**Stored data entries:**
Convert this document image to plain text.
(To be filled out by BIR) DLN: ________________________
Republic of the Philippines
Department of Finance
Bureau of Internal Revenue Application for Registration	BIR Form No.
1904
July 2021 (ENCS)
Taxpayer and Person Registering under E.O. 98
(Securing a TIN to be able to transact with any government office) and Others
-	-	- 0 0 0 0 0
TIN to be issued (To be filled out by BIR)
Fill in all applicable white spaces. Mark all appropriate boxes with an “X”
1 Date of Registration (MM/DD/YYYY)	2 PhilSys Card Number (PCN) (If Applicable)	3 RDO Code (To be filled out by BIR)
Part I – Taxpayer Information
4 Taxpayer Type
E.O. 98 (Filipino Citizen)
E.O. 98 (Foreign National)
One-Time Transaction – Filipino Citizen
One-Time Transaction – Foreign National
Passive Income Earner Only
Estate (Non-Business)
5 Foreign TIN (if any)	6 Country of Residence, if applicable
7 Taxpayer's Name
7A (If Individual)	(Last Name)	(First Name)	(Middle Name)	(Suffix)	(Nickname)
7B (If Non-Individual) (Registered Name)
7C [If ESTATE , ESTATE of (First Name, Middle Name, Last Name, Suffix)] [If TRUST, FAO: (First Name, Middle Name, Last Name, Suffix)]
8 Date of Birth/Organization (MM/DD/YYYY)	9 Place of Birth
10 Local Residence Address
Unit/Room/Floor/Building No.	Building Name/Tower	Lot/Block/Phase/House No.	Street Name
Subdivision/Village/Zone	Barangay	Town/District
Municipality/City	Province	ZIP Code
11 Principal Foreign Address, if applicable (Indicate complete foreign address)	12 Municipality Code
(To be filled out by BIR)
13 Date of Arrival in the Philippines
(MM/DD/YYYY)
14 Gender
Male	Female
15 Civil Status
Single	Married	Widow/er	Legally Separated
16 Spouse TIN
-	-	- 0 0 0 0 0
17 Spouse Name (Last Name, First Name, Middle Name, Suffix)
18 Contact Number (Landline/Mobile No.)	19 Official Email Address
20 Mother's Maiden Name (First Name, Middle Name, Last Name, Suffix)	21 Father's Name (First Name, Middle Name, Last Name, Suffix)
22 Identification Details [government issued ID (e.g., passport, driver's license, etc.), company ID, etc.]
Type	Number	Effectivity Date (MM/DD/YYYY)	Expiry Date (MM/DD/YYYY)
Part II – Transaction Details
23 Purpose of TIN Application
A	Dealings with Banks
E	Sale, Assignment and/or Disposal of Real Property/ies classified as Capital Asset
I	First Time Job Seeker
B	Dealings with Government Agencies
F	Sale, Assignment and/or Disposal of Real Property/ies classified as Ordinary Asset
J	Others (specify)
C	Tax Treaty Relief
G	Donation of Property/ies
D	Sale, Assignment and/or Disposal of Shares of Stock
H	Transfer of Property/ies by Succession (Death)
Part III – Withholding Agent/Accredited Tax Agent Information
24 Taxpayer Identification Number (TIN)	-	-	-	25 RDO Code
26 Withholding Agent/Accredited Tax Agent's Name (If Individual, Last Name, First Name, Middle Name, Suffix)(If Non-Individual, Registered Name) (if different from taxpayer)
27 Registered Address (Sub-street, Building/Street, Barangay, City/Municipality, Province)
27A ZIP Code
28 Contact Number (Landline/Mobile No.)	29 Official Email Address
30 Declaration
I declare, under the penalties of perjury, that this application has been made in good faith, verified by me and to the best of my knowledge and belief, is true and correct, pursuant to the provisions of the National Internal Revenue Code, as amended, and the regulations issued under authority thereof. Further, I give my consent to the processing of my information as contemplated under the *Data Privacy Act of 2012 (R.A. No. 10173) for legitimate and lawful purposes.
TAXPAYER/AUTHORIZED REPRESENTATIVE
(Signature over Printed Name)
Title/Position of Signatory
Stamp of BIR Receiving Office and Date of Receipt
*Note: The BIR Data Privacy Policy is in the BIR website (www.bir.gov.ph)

**SET EXERCISE:**
Above are the entries; count how many of their lines contain the word "Municipality" and give only that number.

**OUTPUT FOR THIS TASK:**
3